Identify and pull out each line of the entries in which "Code" occurs.

________________________________________

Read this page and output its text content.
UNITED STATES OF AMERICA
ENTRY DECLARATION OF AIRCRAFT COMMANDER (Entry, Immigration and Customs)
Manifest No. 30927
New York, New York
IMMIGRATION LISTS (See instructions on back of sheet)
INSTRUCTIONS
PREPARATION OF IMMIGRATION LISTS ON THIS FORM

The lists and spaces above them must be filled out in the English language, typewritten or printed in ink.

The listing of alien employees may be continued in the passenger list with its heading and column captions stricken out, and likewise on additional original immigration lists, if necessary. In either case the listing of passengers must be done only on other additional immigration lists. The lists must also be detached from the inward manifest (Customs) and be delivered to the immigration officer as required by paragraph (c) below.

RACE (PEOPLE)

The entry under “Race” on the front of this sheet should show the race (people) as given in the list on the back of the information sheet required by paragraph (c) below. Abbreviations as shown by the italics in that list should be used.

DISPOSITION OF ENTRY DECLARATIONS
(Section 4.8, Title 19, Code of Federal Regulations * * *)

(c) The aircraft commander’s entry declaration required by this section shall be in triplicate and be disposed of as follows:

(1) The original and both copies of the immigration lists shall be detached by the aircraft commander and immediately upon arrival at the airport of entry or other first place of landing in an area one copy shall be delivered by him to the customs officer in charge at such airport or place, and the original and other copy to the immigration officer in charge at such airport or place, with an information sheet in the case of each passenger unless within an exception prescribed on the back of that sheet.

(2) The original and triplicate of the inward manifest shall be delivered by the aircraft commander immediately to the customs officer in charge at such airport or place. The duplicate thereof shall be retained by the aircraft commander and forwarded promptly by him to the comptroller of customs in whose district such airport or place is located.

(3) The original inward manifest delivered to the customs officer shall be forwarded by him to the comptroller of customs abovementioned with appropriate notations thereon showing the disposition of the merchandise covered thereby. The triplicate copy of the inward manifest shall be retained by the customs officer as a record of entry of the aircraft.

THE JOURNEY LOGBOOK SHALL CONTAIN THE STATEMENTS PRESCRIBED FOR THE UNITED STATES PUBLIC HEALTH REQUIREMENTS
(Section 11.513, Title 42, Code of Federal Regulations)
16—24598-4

________________________________________

*SOLUTION BELOW*:
(Section 4.8, Title 19, Code of Federal Regulations * * *)
(Section 11.513, Title 42, Code of Federal Regulations)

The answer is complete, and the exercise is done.